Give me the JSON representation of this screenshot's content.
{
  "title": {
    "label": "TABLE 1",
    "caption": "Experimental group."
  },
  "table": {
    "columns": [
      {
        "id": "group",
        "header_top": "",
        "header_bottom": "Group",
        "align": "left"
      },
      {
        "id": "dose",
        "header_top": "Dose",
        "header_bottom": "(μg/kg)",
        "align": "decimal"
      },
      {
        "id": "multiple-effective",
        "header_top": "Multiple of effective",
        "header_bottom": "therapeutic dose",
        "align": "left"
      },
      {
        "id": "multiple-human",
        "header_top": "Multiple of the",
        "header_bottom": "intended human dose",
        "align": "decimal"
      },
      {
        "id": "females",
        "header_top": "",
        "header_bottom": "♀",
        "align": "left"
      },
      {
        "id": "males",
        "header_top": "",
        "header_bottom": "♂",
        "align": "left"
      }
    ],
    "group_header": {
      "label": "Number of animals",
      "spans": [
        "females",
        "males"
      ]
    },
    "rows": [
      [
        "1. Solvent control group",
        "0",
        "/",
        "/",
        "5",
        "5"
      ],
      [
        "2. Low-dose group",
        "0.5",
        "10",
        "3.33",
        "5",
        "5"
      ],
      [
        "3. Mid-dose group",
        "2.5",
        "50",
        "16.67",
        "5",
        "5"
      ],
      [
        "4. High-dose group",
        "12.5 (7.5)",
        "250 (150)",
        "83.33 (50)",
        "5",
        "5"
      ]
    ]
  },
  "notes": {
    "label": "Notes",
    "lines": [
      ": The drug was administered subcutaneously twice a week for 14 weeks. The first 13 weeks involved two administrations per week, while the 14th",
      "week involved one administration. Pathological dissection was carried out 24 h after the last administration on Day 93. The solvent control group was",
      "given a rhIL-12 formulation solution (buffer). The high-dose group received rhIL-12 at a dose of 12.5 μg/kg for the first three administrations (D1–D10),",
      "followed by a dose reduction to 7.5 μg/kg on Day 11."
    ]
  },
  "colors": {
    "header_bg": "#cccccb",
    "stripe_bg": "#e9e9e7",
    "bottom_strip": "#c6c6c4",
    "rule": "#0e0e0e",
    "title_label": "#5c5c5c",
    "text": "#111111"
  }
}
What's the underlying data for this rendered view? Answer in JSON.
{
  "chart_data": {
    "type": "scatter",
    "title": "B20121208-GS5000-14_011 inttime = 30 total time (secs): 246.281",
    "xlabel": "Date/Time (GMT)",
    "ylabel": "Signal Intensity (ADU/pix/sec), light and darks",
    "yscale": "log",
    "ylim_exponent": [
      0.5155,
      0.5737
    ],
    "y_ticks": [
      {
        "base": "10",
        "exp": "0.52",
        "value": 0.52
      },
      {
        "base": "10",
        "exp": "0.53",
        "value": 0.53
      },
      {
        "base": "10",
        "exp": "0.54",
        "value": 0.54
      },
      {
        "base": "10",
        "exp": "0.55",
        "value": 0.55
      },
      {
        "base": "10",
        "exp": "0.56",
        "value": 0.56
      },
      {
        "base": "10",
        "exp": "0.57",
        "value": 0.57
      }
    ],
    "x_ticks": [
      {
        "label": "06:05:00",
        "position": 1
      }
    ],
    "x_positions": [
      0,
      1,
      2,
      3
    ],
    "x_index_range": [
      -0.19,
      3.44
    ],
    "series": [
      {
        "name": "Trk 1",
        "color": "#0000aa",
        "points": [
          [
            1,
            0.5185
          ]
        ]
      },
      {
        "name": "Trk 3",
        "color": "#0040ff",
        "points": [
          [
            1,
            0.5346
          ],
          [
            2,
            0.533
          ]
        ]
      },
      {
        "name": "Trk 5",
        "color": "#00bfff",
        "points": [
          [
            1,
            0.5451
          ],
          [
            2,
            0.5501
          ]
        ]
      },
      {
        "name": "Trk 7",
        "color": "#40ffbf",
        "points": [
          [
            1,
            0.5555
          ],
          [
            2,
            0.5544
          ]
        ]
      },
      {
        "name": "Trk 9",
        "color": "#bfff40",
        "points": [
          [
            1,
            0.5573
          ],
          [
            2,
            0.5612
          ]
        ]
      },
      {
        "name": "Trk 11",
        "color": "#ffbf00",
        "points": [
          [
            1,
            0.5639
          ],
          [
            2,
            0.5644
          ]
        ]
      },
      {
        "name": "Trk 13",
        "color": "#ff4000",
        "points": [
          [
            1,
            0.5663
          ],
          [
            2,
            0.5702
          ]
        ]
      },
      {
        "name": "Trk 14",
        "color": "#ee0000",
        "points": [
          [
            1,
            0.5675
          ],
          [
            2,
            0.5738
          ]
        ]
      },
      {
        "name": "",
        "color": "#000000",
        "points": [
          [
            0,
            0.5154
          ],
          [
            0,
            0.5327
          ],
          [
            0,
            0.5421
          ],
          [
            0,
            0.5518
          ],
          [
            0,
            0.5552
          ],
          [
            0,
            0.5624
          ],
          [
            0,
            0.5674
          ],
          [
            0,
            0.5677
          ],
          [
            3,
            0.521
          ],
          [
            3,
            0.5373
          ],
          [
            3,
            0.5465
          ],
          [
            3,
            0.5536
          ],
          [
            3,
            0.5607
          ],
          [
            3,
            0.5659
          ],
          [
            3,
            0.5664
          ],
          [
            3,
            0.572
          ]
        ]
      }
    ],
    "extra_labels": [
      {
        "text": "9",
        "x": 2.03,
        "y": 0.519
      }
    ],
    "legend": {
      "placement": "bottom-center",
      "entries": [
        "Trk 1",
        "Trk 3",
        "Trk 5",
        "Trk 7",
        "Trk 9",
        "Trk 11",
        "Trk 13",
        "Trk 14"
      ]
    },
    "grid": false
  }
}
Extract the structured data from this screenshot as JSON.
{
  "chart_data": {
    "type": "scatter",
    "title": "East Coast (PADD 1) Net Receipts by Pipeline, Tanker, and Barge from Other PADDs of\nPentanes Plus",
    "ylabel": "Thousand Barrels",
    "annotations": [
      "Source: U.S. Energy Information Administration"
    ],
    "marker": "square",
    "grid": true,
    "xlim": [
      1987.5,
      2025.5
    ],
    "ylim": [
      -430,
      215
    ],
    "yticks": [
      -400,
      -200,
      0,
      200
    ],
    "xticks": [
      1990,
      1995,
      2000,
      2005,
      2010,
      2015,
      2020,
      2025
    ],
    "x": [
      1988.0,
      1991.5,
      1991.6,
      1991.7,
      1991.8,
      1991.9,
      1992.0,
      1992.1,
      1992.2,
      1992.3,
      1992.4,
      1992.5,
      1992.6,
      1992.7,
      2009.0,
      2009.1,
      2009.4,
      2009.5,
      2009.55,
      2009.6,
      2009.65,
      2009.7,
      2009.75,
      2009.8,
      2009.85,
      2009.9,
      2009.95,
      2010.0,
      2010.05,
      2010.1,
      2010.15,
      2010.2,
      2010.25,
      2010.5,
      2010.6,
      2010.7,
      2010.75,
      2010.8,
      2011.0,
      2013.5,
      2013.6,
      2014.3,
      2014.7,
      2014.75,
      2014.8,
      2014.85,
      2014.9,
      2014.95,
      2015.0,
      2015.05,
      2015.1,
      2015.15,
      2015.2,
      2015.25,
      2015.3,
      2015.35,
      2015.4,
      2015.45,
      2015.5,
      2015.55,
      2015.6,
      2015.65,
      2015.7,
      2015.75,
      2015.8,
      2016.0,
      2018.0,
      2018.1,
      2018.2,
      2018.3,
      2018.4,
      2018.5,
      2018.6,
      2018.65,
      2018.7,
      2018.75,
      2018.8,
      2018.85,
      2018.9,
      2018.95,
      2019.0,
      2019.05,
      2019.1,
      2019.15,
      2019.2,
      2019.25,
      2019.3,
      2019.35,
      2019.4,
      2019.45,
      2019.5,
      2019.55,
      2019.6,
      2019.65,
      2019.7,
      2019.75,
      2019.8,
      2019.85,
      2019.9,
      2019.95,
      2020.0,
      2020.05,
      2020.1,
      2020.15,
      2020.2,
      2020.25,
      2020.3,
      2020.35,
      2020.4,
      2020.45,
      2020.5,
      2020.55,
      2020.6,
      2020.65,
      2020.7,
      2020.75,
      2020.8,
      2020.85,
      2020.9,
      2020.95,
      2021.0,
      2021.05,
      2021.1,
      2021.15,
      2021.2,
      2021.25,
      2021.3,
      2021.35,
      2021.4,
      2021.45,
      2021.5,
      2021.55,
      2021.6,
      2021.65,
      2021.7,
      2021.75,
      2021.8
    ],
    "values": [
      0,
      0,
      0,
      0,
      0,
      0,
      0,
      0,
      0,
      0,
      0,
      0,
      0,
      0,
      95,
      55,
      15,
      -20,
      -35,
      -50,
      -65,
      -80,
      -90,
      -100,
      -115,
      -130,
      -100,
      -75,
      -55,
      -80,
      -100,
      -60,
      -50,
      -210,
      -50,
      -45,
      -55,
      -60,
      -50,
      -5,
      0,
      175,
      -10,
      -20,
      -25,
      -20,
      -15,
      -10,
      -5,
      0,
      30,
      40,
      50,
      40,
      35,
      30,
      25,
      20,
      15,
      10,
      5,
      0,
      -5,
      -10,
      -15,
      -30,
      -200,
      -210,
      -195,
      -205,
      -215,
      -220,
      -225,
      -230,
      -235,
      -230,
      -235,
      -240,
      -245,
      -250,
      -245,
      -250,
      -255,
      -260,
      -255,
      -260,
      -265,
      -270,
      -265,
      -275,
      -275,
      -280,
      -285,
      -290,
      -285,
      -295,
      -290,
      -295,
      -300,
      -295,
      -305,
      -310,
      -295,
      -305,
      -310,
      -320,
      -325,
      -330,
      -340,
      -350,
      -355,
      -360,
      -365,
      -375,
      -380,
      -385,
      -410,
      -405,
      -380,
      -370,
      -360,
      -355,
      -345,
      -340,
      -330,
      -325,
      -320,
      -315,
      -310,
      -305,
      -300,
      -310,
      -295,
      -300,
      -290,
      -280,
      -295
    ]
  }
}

———

PROBLEM REQUIREMENTS
Search the data above for the string "JSON" and copy each line that has it.

RESULT OF THIS TASK
Give me the JSON representation of this screenshot's content.
What's the underlying data for this rendered view? Answer in JSON.
Extract the structured data from this screenshot as JSON.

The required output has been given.